_Job:_ Below is a set of records; print all of them exactly as written.

>> Begin Excerpted records

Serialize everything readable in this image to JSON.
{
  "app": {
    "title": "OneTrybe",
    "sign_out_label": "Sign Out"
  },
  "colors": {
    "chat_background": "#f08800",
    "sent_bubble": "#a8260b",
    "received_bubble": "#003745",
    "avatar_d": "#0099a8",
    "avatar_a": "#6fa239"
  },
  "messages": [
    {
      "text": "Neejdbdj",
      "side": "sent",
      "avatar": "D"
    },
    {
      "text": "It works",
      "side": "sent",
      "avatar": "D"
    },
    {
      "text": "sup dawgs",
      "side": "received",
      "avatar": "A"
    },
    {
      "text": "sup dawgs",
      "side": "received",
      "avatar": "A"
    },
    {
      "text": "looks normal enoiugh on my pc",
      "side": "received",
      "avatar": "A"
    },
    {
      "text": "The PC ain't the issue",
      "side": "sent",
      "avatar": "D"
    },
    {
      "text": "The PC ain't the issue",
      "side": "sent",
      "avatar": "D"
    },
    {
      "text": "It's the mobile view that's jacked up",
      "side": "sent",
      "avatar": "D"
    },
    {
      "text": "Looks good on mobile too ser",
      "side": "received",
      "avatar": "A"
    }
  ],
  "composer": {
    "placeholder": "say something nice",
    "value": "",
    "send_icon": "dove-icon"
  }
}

>> End Excerpted records

_Expected answer:_
Serialize everything readable in this image to JSON.
{
  "app": {
    "title": "OneTrybe",
    "sign_out_label": "Sign Out"
  },
  "colors": {
    "chat_background": "#f08800",
    "sent_bubble": "#a8260b",
    "received_bubble": "#003745",
    "avatar_d": "#0099a8",
    "avatar_a": "#6fa239"
  },
  "messages": [
    {
      "text": "Neejdbdj",
      "side": "sent",
      "avatar": "D"
    },
    {
      "text": "It works",
      "side": "sent",
      "avatar": "D"
    },
    {
      "text": "sup dawgs",
      "side": "received",
      "avatar": "A"
    },
    {
      "text": "sup dawgs",
      "side": "received",
      "avatar": "A"
    },
    {
      "text": "looks normal enoiugh on my pc",
      "side": "received",
      "avatar": "A"
    },
    {
      "text": "The PC ain't the issue",
      "side": "sent",
      "avatar": "D"
    },
    {
      "text": "The PC ain't the issue",
      "side": "sent",
      "avatar": "D"
    },
    {
      "text": "It's the mobile view that's jacked up",
      "side": "sent",
      "avatar": "D"
    },
    {
      "text": "Looks good on mobile too ser",
      "side": "received",
      "avatar": "A"
    }
  ],
  "composer": {
    "placeholder": "say something nice",
    "value": "",
    "send_icon": "dove-icon"
  }
}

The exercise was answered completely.